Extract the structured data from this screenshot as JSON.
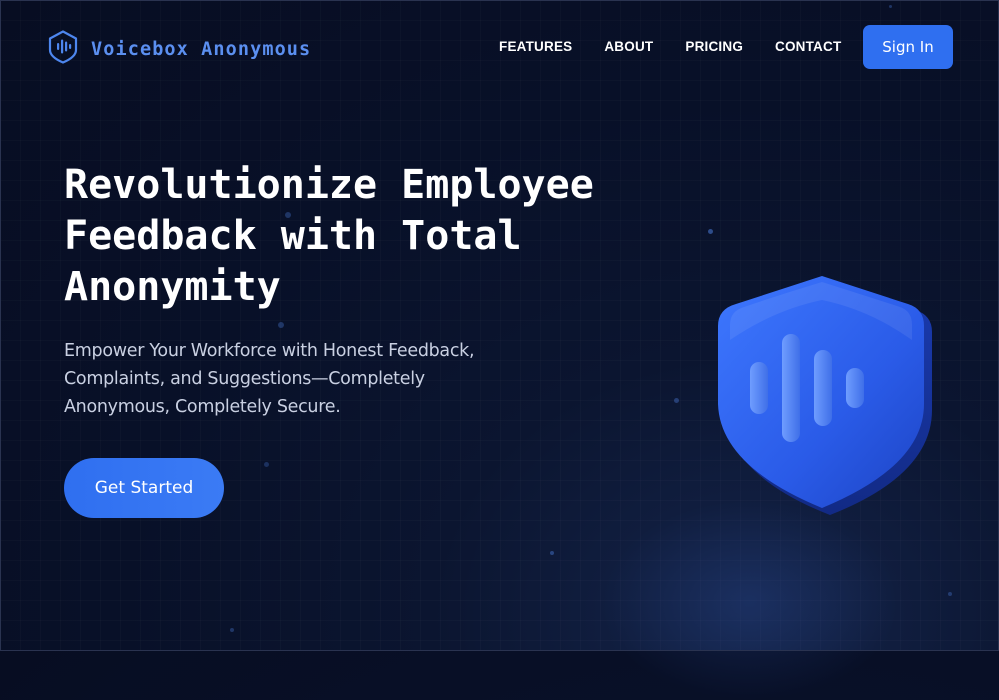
{
  "brand": {
    "name": "Voicebox Anonymous"
  },
  "nav": {
    "items": [
      {
        "label": "FEATURES"
      },
      {
        "label": "ABOUT"
      },
      {
        "label": "PRICING"
      },
      {
        "label": "CONTACT"
      }
    ],
    "signin_label": "Sign In"
  },
  "hero": {
    "title_line1": "Revolutionize Employee",
    "title_line2": "Feedback with Total",
    "title_line3": "Anonymity",
    "subtitle_line1": "Empower Your Workforce with Honest Feedback,",
    "subtitle_line2": "Complaints, and Suggestions—Completely",
    "subtitle_line3": "Anonymous, Completely Secure.",
    "cta_label": "Get Started"
  },
  "icons": {
    "logo": "shield-soundwave-icon",
    "hero_graphic": "shield-soundwave-icon"
  },
  "colors": {
    "background": "#081028",
    "accent": "#2f6ff0",
    "brand_text": "#5b8ff0",
    "subtitle_text": "#c9d0e2"
  }
}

__Task description__
All records above are to be printed exactly, minus the pictures they contain.

__Solution to this problem__
Extract the structured data from this screenshot as JSON.
{
  "brand": {
    "name": "Voicebox Anonymous"
  },
  "nav": {
    "items": [
      {
        "label": "FEATURES"
      },
      {
        "label": "ABOUT"
      },
      {
        "label": "PRICING"
      },
      {
        "label": "CONTACT"
      }
    ],
    "signin_label": "Sign In"
  },
  "hero": {
    "title_line1": "Revolutionize Employee",
    "title_line2": "Feedback with Total",
    "title_line3": "Anonymity",
    "subtitle_line1": "Empower Your Workforce with Honest Feedback,",
    "subtitle_line2": "Complaints, and Suggestions—Completely",
    "subtitle_line3": "Anonymous, Completely Secure.",
    "cta_label": "Get Started"
  },
  "icons": {
    "logo": "shield-soundwave-icon",
    "hero_graphic": "shield-soundwave-icon"
  },
  "colors": {
    "background": "#081028",
    "accent": "#2f6ff0",
    "brand_text": "#5b8ff0",
    "subtitle_text": "#c9d0e2"
  }
}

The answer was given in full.